**STATED EXERCISE**
Leave the pictures out, and retype all of the material exactly as written.

(Data entries)

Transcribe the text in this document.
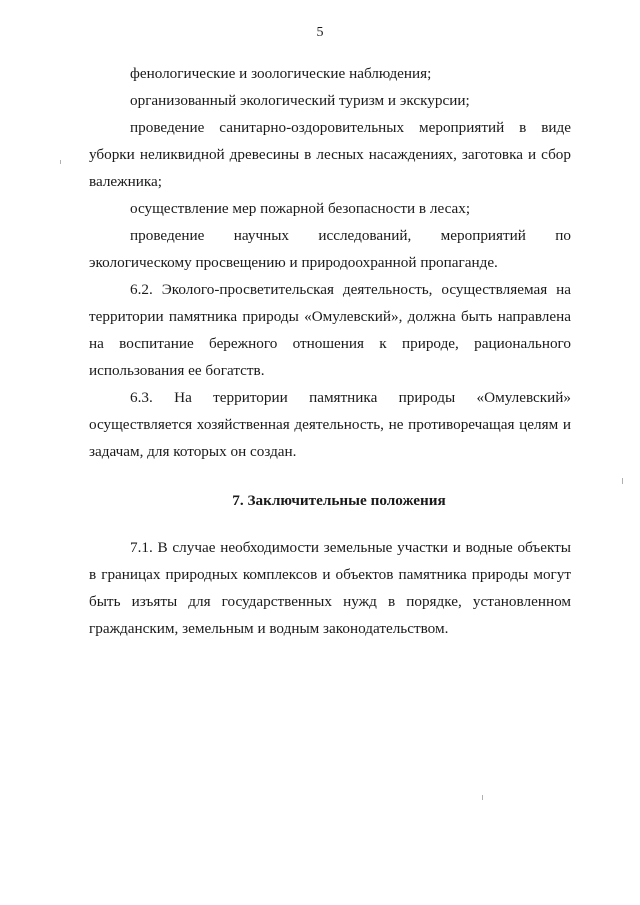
5

фенологические и зоологические наблюдения;

организованный экологический туризм и экскурсии;

проведение санитарно-оздоровительных мероприятий в виде уборки неликвидной древесины в лесных насаждениях, заготовка и сбор валежника;

осуществление мер пожарной безопасности в лесах;

проведение научных исследований, мероприятий по экологическому просвещению и природоохранной пропаганде.

6.2. Эколого-просветительская деятельность, осуществляемая на территории памятника природы «Омулевский», должна быть направлена на воспитание бережного отношения к природе, рационального использования ее богатств.

6.3. На территории памятника природы «Омулевский» осуществляется хозяйственная деятельность, не противоречащая целям и задачам, для которых он создан.

7. Заключительные положения

7.1. В случае необходимости земельные участки и водные объекты в границах природных комплексов и объектов памятника природы могут быть изъяты для государственных нужд в порядке, установленном гражданским, земельным и водным законодательством.
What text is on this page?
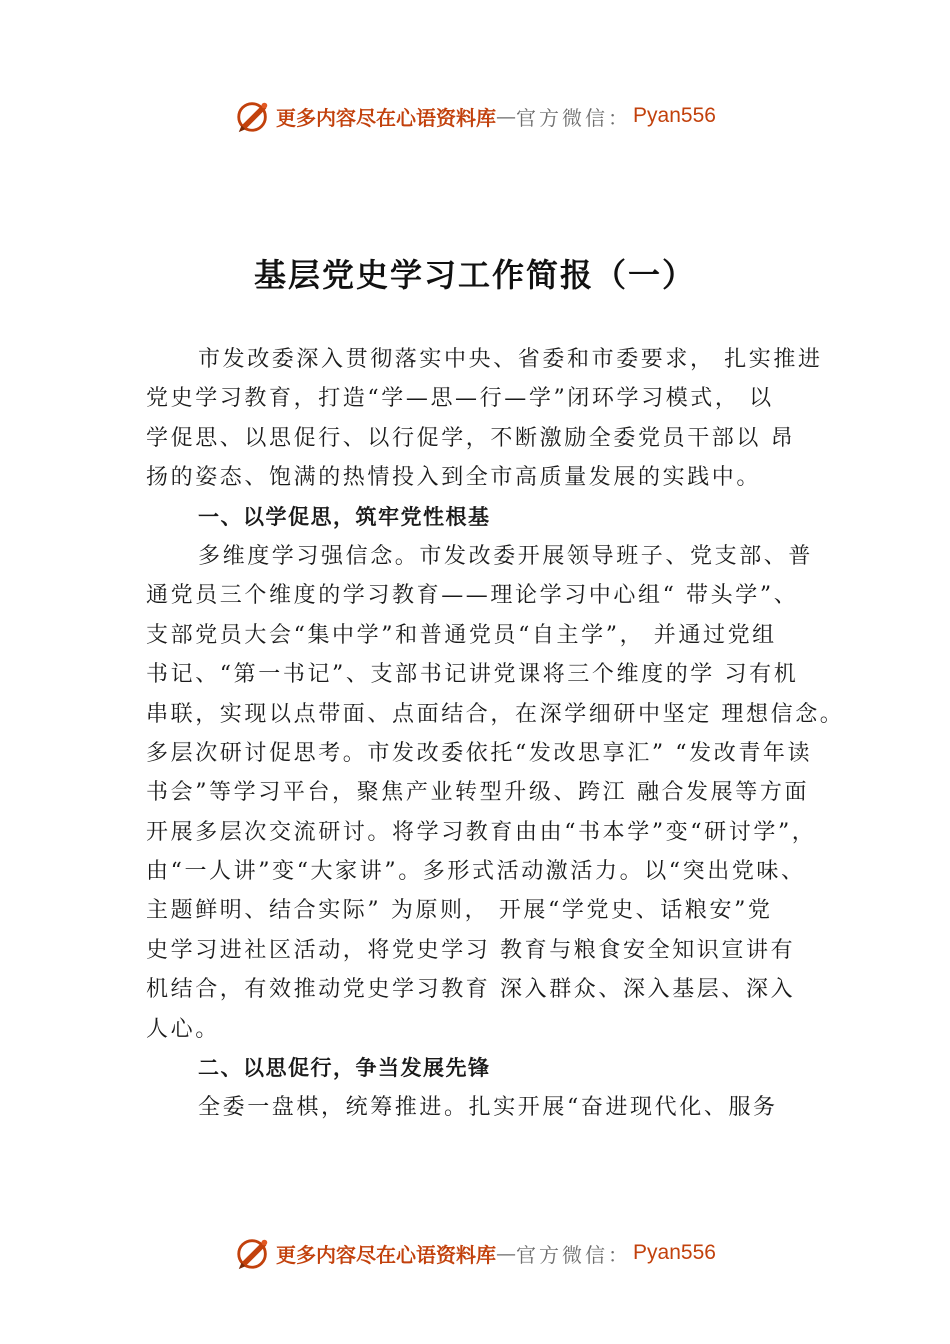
更多内容尽在心语资料库 — 官方微信： Pyan556
基层党史学习工作简报（一）
市发改委深入贯彻落实中央、省委和市委要求， 扎实推进
党史学习教育，打造“学—思—行—学”闭环学习模式， 以
学促思、以思促行、以行促学，不断激励全委党员干部以 昂
扬的姿态、饱满的热情投入到全市高质量发展的实践中。
一、以学促思，筑牢党性根基
多维度学习强信念。市发改委开展领导班子、党支部、普
通党员三个维度的学习教育——理论学习中心组“ 带头学”、
支部党员大会“集中学”和普通党员“自主学”， 并通过党组
书记、“第一书记”、支部书记讲党课将三个维度的学 习有机
串联，实现以点带面、点面结合，在深学细研中坚定 理想信念。
多层次研讨促思考。市发改委依托“发改思享汇” “发改青年读
书会”等学习平台，聚焦产业转型升级、跨江 融合发展等方面
开展多层次交流研讨。将学习教育由由“书本学”变“研讨学”，
由“一人讲”变“大家讲”。多形式活动激活力。以“突出党味、
主题鲜明、结合实际” 为原则， 开展“学党史、话粮安”党
史学习进社区活动，将党史学习 教育与粮食安全知识宣讲有
机结合，有效推动党史学习教育 深入群众、深入基层、深入
人心。
二、以思促行，争当发展先锋
全委一盘棋，统筹推进。扎实开展“奋进现代化、服务
更多内容尽在心语资料库 — 官方微信： Pyan556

**COMPLETE OUTPUT**
Transcribe the text in this document.
5

фенологические и зоологические наблюдения;

организованный экологический туризм и экскурсии;

проведение санитарно-оздоровительных мероприятий в виде уборки неликвидной древесины в лесных насаждениях, заготовка и сбор валежника;

осуществление мер пожарной безопасности в лесах;

проведение научных исследований, мероприятий по экологическому просвещению и природоохранной пропаганде.

6.2. Эколого-просветительская деятельность, осуществляемая на территории памятника природы «Омулевский», должна быть направлена на воспитание бережного отношения к природе, рационального использования ее богатств.

6.3. На территории памятника природы «Омулевский» осуществляется хозяйственная деятельность, не противоречащая целям и задачам, для которых он создан.

7. Заключительные положения

7.1. В случае необходимости земельные участки и водные объекты в границах природных комплексов и объектов памятника природы могут быть изъяты для государственных нужд в порядке, установленном гражданским, земельным и водным законодательством.
What text is on this page?
更多内容尽在心语资料库 — 官方微信： Pyan556
基层党史学习工作简报（一）
市发改委深入贯彻落实中央、省委和市委要求， 扎实推进
党史学习教育，打造“学—思—行—学”闭环学习模式， 以
学促思、以思促行、以行促学，不断激励全委党员干部以 昂
扬的姿态、饱满的热情投入到全市高质量发展的实践中。
一、以学促思，筑牢党性根基
多维度学习强信念。市发改委开展领导班子、党支部、普
通党员三个维度的学习教育——理论学习中心组“ 带头学”、
支部党员大会“集中学”和普通党员“自主学”， 并通过党组
书记、“第一书记”、支部书记讲党课将三个维度的学 习有机
串联，实现以点带面、点面结合，在深学细研中坚定 理想信念。
多层次研讨促思考。市发改委依托“发改思享汇” “发改青年读
书会”等学习平台，聚焦产业转型升级、跨江 融合发展等方面
开展多层次交流研讨。将学习教育由由“书本学”变“研讨学”，
由“一人讲”变“大家讲”。多形式活动激活力。以“突出党味、
主题鲜明、结合实际” 为原则， 开展“学党史、话粮安”党
史学习进社区活动，将党史学习 教育与粮食安全知识宣讲有
机结合，有效推动党史学习教育 深入群众、深入基层、深入
人心。
二、以思促行，争当发展先锋
全委一盘棋，统筹推进。扎实开展“奋进现代化、服务
更多内容尽在心语资料库 — 官方微信： Pyan556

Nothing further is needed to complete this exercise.